| Problem |
Collect all lines below with the string "введении".

| Collection entries |
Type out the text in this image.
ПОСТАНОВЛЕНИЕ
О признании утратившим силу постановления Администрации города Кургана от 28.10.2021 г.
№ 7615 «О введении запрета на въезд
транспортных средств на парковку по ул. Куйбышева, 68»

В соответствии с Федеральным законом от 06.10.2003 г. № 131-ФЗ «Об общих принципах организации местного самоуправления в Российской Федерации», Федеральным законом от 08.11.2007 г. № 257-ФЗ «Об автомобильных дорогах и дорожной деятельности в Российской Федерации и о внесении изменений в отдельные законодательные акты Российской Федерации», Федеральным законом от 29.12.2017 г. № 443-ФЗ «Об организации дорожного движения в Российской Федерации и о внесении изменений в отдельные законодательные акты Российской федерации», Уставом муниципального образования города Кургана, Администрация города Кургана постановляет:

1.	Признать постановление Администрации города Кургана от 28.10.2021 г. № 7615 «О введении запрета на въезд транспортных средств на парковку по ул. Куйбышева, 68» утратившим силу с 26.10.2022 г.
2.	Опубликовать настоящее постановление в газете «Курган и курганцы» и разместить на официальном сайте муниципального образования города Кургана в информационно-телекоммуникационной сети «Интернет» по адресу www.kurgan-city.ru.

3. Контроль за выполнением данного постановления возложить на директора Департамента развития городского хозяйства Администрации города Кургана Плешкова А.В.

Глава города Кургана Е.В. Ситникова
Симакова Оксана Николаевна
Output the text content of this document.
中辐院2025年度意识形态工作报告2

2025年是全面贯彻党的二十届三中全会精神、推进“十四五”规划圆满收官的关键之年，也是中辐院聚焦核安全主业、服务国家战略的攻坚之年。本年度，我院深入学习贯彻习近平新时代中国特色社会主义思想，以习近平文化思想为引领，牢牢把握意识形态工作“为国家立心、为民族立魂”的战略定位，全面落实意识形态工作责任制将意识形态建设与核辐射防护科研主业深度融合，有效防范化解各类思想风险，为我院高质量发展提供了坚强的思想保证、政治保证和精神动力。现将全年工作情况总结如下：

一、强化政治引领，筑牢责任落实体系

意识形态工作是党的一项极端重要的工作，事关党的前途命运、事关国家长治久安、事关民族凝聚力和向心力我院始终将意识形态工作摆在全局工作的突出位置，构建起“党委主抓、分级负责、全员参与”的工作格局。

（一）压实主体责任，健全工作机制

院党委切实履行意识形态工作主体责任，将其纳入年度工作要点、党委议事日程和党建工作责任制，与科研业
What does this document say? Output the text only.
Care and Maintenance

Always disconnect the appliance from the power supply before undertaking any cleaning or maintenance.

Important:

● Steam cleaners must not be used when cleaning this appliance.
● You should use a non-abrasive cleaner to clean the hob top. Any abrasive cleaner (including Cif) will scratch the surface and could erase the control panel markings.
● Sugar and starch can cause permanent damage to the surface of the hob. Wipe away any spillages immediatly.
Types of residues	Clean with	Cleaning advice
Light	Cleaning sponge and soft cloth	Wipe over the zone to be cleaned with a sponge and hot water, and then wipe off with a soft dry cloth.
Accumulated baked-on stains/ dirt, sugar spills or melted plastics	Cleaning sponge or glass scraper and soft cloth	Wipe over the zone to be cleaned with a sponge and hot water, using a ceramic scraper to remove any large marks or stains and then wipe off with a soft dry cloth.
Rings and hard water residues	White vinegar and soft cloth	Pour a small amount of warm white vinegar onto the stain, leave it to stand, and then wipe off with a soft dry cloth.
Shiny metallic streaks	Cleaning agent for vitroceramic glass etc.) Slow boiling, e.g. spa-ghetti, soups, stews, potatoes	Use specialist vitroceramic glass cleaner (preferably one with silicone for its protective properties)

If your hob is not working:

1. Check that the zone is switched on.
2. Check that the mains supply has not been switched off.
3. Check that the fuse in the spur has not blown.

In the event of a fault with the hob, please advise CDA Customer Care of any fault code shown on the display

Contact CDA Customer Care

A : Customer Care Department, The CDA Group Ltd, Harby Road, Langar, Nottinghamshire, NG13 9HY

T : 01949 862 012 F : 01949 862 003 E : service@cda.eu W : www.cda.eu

| Correct result |
№ 7615 «О введении запрета на въезд
1.	Признать постановление Администрации города Кургана от 28.10.2021 г. № 7615 «О введении запрета на въезд транспортных средств на парковку по ул. Куйбышева, 68» утратившим силу с 26.10.2022 г.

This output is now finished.